**Instructions for the task**: Output the full material exactly as it appears here.

++++++++

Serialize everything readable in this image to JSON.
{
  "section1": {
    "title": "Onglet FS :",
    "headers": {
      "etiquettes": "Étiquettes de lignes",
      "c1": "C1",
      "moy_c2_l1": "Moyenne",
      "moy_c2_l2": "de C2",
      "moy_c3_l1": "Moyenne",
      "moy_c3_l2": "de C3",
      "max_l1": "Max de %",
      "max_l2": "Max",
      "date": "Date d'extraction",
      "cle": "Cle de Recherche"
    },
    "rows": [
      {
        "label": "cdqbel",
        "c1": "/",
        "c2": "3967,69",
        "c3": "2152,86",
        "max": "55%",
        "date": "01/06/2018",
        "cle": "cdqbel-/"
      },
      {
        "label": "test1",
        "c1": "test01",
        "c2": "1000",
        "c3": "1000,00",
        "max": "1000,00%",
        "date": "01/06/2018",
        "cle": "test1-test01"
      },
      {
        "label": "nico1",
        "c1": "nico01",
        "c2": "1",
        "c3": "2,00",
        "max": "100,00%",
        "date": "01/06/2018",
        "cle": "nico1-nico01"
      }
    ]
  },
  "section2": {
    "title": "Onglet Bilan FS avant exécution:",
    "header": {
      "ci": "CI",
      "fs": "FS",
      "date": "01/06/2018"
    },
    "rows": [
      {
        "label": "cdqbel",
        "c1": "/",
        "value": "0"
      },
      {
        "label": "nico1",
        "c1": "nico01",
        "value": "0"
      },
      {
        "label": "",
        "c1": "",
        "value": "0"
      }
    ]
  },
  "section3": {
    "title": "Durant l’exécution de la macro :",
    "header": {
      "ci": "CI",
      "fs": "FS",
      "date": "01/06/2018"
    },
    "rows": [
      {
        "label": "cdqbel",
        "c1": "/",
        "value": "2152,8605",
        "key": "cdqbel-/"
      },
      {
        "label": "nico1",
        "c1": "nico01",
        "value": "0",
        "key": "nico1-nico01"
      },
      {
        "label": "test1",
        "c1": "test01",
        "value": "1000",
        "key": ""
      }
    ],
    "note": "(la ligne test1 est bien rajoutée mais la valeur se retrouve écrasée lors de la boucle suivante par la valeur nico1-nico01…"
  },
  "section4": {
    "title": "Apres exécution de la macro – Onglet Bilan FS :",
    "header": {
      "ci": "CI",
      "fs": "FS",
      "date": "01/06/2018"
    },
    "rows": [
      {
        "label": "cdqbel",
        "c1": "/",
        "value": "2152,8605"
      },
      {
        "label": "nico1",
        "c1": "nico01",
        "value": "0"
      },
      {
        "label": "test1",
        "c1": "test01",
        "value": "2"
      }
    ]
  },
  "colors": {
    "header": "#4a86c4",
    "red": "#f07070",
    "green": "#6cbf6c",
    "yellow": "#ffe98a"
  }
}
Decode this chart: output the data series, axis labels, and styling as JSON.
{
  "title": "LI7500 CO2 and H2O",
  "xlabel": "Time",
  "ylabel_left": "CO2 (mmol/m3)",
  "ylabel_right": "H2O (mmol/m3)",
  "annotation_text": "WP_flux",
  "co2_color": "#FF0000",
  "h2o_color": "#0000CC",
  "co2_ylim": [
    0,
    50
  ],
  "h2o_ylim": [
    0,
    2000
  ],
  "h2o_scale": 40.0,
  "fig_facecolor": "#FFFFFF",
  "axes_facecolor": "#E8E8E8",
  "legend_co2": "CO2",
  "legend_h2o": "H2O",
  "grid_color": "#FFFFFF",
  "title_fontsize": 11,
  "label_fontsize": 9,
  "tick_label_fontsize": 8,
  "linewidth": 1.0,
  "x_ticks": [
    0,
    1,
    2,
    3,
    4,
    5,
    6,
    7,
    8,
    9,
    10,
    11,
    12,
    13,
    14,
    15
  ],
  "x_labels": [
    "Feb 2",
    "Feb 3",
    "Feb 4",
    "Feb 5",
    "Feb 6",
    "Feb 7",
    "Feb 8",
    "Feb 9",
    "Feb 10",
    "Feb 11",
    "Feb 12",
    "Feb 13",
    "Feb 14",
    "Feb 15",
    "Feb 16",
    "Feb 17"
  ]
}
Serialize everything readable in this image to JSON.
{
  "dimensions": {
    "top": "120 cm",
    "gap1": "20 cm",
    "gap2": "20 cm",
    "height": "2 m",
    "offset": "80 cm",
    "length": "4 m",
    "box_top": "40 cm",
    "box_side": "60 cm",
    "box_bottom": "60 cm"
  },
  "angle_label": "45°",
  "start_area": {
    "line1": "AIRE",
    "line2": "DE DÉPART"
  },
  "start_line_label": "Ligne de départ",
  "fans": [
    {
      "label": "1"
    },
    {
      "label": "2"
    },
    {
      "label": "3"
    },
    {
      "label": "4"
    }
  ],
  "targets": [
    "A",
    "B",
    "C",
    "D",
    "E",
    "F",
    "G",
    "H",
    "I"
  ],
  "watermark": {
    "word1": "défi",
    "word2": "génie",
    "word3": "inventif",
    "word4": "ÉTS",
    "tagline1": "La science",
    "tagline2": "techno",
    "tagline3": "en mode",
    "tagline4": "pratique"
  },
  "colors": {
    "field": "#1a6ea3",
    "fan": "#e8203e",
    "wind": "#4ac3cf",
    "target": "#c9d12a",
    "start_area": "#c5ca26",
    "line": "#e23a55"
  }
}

++++++++

**Output**:
Serialize everything readable in this image to JSON.
{
  "section1": {
    "title": "Onglet FS :",
    "headers": {
      "etiquettes": "Étiquettes de lignes",
      "c1": "C1",
      "moy_c2_l1": "Moyenne",
      "moy_c2_l2": "de C2",
      "moy_c3_l1": "Moyenne",
      "moy_c3_l2": "de C3",
      "max_l1": "Max de %",
      "max_l2": "Max",
      "date": "Date d'extraction",
      "cle": "Cle de Recherche"
    },
    "rows": [
      {
        "label": "cdqbel",
        "c1": "/",
        "c2": "3967,69",
        "c3": "2152,86",
        "max": "55%",
        "date": "01/06/2018",
        "cle": "cdqbel-/"
      },
      {
        "label": "test1",
        "c1": "test01",
        "c2": "1000",
        "c3": "1000,00",
        "max": "1000,00%",
        "date": "01/06/2018",
        "cle": "test1-test01"
      },
      {
        "label": "nico1",
        "c1": "nico01",
        "c2": "1",
        "c3": "2,00",
        "max": "100,00%",
        "date": "01/06/2018",
        "cle": "nico1-nico01"
      }
    ]
  },
  "section2": {
    "title": "Onglet Bilan FS avant exécution:",
    "header": {
      "ci": "CI",
      "fs": "FS",
      "date": "01/06/2018"
    },
    "rows": [
      {
        "label": "cdqbel",
        "c1": "/",
        "value": "0"
      },
      {
        "label": "nico1",
        "c1": "nico01",
        "value": "0"
      },
      {
        "label": "",
        "c1": "",
        "value": "0"
      }
    ]
  },
  "section3": {
    "title": "Durant l’exécution de la macro :",
    "header": {
      "ci": "CI",
      "fs": "FS",
      "date": "01/06/2018"
    },
    "rows": [
      {
        "label": "cdqbel",
        "c1": "/",
        "value": "2152,8605",
        "key": "cdqbel-/"
      },
      {
        "label": "nico1",
        "c1": "nico01",
        "value": "0",
        "key": "nico1-nico01"
      },
      {
        "label": "test1",
        "c1": "test01",
        "value": "1000",
        "key": ""
      }
    ],
    "note": "(la ligne test1 est bien rajoutée mais la valeur se retrouve écrasée lors de la boucle suivante par la valeur nico1-nico01…"
  },
  "section4": {
    "title": "Apres exécution de la macro – Onglet Bilan FS :",
    "header": {
      "ci": "CI",
      "fs": "FS",
      "date": "01/06/2018"
    },
    "rows": [
      {
        "label": "cdqbel",
        "c1": "/",
        "value": "2152,8605"
      },
      {
        "label": "nico1",
        "c1": "nico01",
        "value": "0"
      },
      {
        "label": "test1",
        "c1": "test01",
        "value": "2"
      }
    ]
  },
  "colors": {
    "header": "#4a86c4",
    "red": "#f07070",
    "green": "#6cbf6c",
    "yellow": "#ffe98a"
  }
}
Decode this chart: output the data series, axis labels, and styling as JSON.
{
  "title": "LI7500 CO2 and H2O",
  "xlabel": "Time",
  "ylabel_left": "CO2 (mmol/m3)",
  "ylabel_right": "H2O (mmol/m3)",
  "annotation_text": "WP_flux",
  "co2_color": "#FF0000",
  "h2o_color": "#0000CC",
  "co2_ylim": [
    0,
    50
  ],
  "h2o_ylim": [
    0,
    2000
  ],
  "h2o_scale": 40.0,
  "fig_facecolor": "#FFFFFF",
  "axes_facecolor": "#E8E8E8",
  "legend_co2": "CO2",
  "legend_h2o": "H2O",
  "grid_color": "#FFFFFF",
  "title_fontsize": 11,
  "label_fontsize": 9,
  "tick_label_fontsize": 8,
  "linewidth": 1.0,
  "x_ticks": [
    0,
    1,
    2,
    3,
    4,
    5,
    6,
    7,
    8,
    9,
    10,
    11,
    12,
    13,
    14,
    15
  ],
  "x_labels": [
    "Feb 2",
    "Feb 3",
    "Feb 4",
    "Feb 5",
    "Feb 6",
    "Feb 7",
    "Feb 8",
    "Feb 9",
    "Feb 10",
    "Feb 11",
    "Feb 12",
    "Feb 13",
    "Feb 14",
    "Feb 15",
    "Feb 16",
    "Feb 17"
  ]
}
Serialize everything readable in this image to JSON.
{
  "dimensions": {
    "top": "120 cm",
    "gap1": "20 cm",
    "gap2": "20 cm",
    "height": "2 m",
    "offset": "80 cm",
    "length": "4 m",
    "box_top": "40 cm",
    "box_side": "60 cm",
    "box_bottom": "60 cm"
  },
  "angle_label": "45°",
  "start_area": {
    "line1": "AIRE",
    "line2": "DE DÉPART"
  },
  "start_line_label": "Ligne de départ",
  "fans": [
    {
      "label": "1"
    },
    {
      "label": "2"
    },
    {
      "label": "3"
    },
    {
      "label": "4"
    }
  ],
  "targets": [
    "A",
    "B",
    "C",
    "D",
    "E",
    "F",
    "G",
    "H",
    "I"
  ],
  "watermark": {
    "word1": "défi",
    "word2": "génie",
    "word3": "inventif",
    "word4": "ÉTS",
    "tagline1": "La science",
    "tagline2": "techno",
    "tagline3": "en mode",
    "tagline4": "pratique"
  },
  "colors": {
    "field": "#1a6ea3",
    "fan": "#e8203e",
    "wind": "#4ac3cf",
    "target": "#c9d12a",
    "start_area": "#c5ca26",
    "line": "#e23a55"
  }
}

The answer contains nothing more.